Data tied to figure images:
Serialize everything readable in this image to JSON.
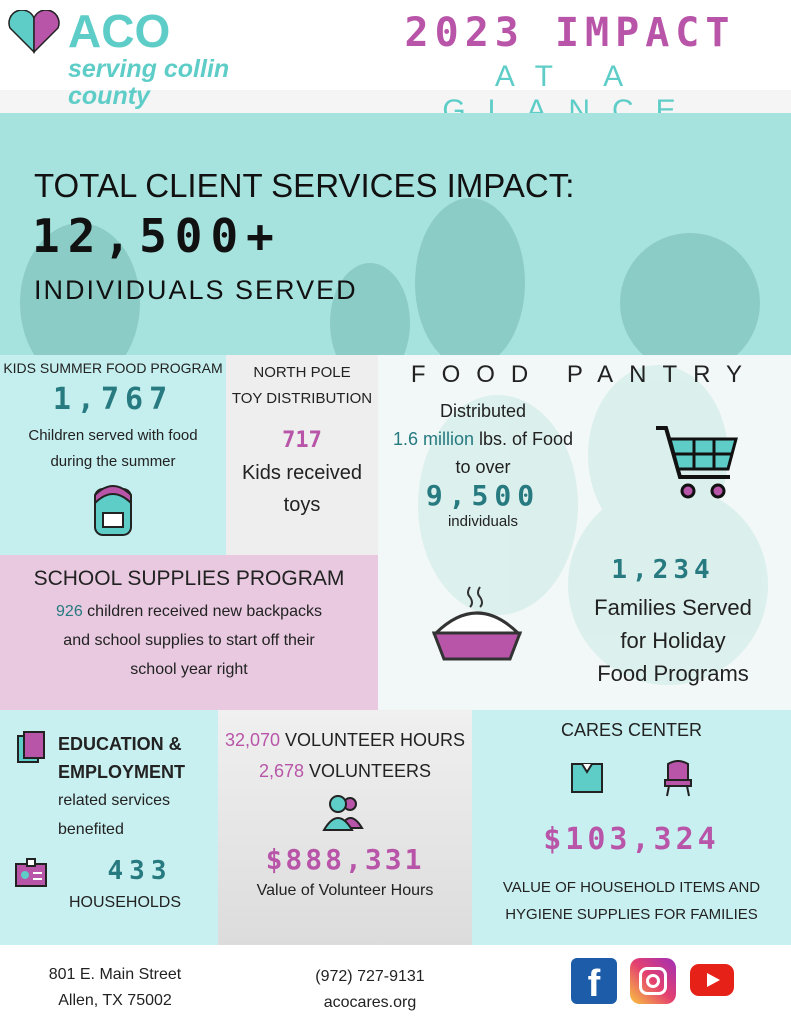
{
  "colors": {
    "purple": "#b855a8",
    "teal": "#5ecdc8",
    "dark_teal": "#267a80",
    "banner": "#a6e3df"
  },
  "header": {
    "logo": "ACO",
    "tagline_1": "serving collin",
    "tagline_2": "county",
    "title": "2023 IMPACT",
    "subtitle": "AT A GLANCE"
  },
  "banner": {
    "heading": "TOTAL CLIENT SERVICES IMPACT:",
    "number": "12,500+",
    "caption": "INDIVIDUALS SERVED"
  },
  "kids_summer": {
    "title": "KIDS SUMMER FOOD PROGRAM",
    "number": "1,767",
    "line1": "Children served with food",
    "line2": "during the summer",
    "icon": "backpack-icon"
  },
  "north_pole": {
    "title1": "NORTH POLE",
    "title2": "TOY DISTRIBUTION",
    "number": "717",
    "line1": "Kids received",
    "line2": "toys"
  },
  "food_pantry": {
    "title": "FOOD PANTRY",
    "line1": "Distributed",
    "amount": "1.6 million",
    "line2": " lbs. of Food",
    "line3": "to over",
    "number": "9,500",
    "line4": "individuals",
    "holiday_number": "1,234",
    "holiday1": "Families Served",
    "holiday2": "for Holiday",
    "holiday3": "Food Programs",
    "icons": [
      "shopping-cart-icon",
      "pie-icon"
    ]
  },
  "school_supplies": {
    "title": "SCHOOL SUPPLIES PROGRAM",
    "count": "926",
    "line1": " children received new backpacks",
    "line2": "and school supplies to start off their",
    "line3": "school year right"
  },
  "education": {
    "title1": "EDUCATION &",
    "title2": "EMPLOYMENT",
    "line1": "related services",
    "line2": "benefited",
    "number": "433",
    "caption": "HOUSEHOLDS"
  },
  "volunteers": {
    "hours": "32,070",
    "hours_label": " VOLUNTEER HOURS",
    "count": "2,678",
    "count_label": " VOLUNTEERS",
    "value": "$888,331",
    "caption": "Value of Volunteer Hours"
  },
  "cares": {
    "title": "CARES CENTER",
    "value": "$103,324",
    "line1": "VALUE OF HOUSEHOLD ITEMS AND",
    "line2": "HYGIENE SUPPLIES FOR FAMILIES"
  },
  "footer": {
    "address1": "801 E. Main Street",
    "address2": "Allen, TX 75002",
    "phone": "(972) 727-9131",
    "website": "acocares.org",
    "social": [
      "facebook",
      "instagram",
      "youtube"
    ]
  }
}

### [INSTRUCTION]
Write out the data precisely as given, excluding the pictures.

### [EXERCISE RESPONSE]
Serialize everything readable in this image to JSON.
{
  "colors": {
    "purple": "#b855a8",
    "teal": "#5ecdc8",
    "dark_teal": "#267a80",
    "banner": "#a6e3df"
  },
  "header": {
    "logo": "ACO",
    "tagline_1": "serving collin",
    "tagline_2": "county",
    "title": "2023 IMPACT",
    "subtitle": "AT A GLANCE"
  },
  "banner": {
    "heading": "TOTAL CLIENT SERVICES IMPACT:",
    "number": "12,500+",
    "caption": "INDIVIDUALS SERVED"
  },
  "kids_summer": {
    "title": "KIDS SUMMER FOOD PROGRAM",
    "number": "1,767",
    "line1": "Children served with food",
    "line2": "during the summer",
    "icon": "backpack-icon"
  },
  "north_pole": {
    "title1": "NORTH POLE",
    "title2": "TOY DISTRIBUTION",
    "number": "717",
    "line1": "Kids received",
    "line2": "toys"
  },
  "food_pantry": {
    "title": "FOOD PANTRY",
    "line1": "Distributed",
    "amount": "1.6 million",
    "line2": " lbs. of Food",
    "line3": "to over",
    "number": "9,500",
    "line4": "individuals",
    "holiday_number": "1,234",
    "holiday1": "Families Served",
    "holiday2": "for Holiday",
    "holiday3": "Food Programs",
    "icons": [
      "shopping-cart-icon",
      "pie-icon"
    ]
  },
  "school_supplies": {
    "title": "SCHOOL SUPPLIES PROGRAM",
    "count": "926",
    "line1": " children received new backpacks",
    "line2": "and school supplies to start off their",
    "line3": "school year right"
  },
  "education": {
    "title1": "EDUCATION &",
    "title2": "EMPLOYMENT",
    "line1": "related services",
    "line2": "benefited",
    "number": "433",
    "caption": "HOUSEHOLDS"
  },
  "volunteers": {
    "hours": "32,070",
    "hours_label": " VOLUNTEER HOURS",
    "count": "2,678",
    "count_label": " VOLUNTEERS",
    "value": "$888,331",
    "caption": "Value of Volunteer Hours"
  },
  "cares": {
    "title": "CARES CENTER",
    "value": "$103,324",
    "line1": "VALUE OF HOUSEHOLD ITEMS AND",
    "line2": "HYGIENE SUPPLIES FOR FAMILIES"
  },
  "footer": {
    "address1": "801 E. Main Street",
    "address2": "Allen, TX 75002",
    "phone": "(972) 727-9131",
    "website": "acocares.org",
    "social": [
      "facebook",
      "instagram",
      "youtube"
    ]
  }
}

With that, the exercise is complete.